**Set problem:**
Copy all of the records below verbatim.

--- Start of Information provided ---

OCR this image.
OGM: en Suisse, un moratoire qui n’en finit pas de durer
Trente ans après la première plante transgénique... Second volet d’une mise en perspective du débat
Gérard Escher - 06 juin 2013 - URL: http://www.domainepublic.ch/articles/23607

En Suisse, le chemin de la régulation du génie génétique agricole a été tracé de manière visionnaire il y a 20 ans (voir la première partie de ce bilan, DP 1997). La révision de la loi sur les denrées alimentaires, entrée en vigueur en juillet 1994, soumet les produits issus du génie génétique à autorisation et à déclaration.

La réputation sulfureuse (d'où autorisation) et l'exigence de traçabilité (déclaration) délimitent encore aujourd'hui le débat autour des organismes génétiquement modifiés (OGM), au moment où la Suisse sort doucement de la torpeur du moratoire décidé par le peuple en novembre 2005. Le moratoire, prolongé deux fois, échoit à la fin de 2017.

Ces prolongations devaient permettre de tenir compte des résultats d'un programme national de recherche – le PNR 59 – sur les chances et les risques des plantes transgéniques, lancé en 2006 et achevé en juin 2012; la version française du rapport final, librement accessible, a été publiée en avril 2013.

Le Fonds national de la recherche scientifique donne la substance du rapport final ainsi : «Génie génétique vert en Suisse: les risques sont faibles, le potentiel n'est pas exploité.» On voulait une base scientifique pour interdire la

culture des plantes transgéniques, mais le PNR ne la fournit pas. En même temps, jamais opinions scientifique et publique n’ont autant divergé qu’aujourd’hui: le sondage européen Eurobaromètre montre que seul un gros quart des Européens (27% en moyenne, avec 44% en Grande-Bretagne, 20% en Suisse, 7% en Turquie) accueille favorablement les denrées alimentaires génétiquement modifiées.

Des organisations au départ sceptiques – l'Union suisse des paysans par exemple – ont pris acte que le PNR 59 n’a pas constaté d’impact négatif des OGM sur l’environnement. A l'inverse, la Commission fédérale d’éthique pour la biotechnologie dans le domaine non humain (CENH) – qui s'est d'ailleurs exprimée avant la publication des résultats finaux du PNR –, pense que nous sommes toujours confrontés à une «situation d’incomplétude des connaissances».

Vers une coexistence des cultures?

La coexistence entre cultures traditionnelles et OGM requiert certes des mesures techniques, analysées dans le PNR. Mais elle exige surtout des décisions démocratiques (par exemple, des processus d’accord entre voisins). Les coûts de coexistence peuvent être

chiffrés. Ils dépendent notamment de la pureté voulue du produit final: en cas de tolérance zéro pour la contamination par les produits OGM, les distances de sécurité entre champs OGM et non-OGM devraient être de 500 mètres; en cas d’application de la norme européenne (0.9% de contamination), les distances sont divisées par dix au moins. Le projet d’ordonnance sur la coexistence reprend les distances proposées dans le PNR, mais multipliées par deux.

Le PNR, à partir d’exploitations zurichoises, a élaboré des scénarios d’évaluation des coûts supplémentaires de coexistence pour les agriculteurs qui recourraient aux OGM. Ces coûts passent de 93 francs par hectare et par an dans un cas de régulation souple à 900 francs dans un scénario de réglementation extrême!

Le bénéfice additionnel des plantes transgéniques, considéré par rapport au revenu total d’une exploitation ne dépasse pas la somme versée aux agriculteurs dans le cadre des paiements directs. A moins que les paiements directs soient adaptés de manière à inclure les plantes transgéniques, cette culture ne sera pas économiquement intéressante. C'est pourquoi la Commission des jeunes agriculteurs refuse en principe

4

--- End of Information provided ---

**The response:**
OCR this image.
OGM: en Suisse, un moratoire qui n’en finit pas de durer
Trente ans après la première plante transgénique... Second volet d’une mise en perspective du débat
Gérard Escher - 06 juin 2013 - URL: http://www.domainepublic.ch/articles/23607

En Suisse, le chemin de la régulation du génie génétique agricole a été tracé de manière visionnaire il y a 20 ans (voir la première partie de ce bilan, DP 1997). La révision de la loi sur les denrées alimentaires, entrée en vigueur en juillet 1994, soumet les produits issus du génie génétique à autorisation et à déclaration.

La réputation sulfureuse (d'où autorisation) et l'exigence de traçabilité (déclaration) délimitent encore aujourd'hui le débat autour des organismes génétiquement modifiés (OGM), au moment où la Suisse sort doucement de la torpeur du moratoire décidé par le peuple en novembre 2005. Le moratoire, prolongé deux fois, échoit à la fin de 2017.

Ces prolongations devaient permettre de tenir compte des résultats d'un programme national de recherche – le PNR 59 – sur les chances et les risques des plantes transgéniques, lancé en 2006 et achevé en juin 2012; la version française du rapport final, librement accessible, a été publiée en avril 2013.

Le Fonds national de la recherche scientifique donne la substance du rapport final ainsi : «Génie génétique vert en Suisse: les risques sont faibles, le potentiel n'est pas exploité.» On voulait une base scientifique pour interdire la

culture des plantes transgéniques, mais le PNR ne la fournit pas. En même temps, jamais opinions scientifique et publique n’ont autant divergé qu’aujourd’hui: le sondage européen Eurobaromètre montre que seul un gros quart des Européens (27% en moyenne, avec 44% en Grande-Bretagne, 20% en Suisse, 7% en Turquie) accueille favorablement les denrées alimentaires génétiquement modifiées.

Des organisations au départ sceptiques – l'Union suisse des paysans par exemple – ont pris acte que le PNR 59 n’a pas constaté d’impact négatif des OGM sur l’environnement. A l'inverse, la Commission fédérale d’éthique pour la biotechnologie dans le domaine non humain (CENH) – qui s'est d'ailleurs exprimée avant la publication des résultats finaux du PNR –, pense que nous sommes toujours confrontés à une «situation d’incomplétude des connaissances».

Vers une coexistence des cultures?

La coexistence entre cultures traditionnelles et OGM requiert certes des mesures techniques, analysées dans le PNR. Mais elle exige surtout des décisions démocratiques (par exemple, des processus d’accord entre voisins). Les coûts de coexistence peuvent être

chiffrés. Ils dépendent notamment de la pureté voulue du produit final: en cas de tolérance zéro pour la contamination par les produits OGM, les distances de sécurité entre champs OGM et non-OGM devraient être de 500 mètres; en cas d’application de la norme européenne (0.9% de contamination), les distances sont divisées par dix au moins. Le projet d’ordonnance sur la coexistence reprend les distances proposées dans le PNR, mais multipliées par deux.

Le PNR, à partir d’exploitations zurichoises, a élaboré des scénarios d’évaluation des coûts supplémentaires de coexistence pour les agriculteurs qui recourraient aux OGM. Ces coûts passent de 93 francs par hectare et par an dans un cas de régulation souple à 900 francs dans un scénario de réglementation extrême!

Le bénéfice additionnel des plantes transgéniques, considéré par rapport au revenu total d’une exploitation ne dépasse pas la somme versée aux agriculteurs dans le cadre des paiements directs. A moins que les paiements directs soient adaptés de manière à inclure les plantes transgéniques, cette culture ne sera pas économiquement intéressante. C'est pourquoi la Commission des jeunes agriculteurs refuse en principe

4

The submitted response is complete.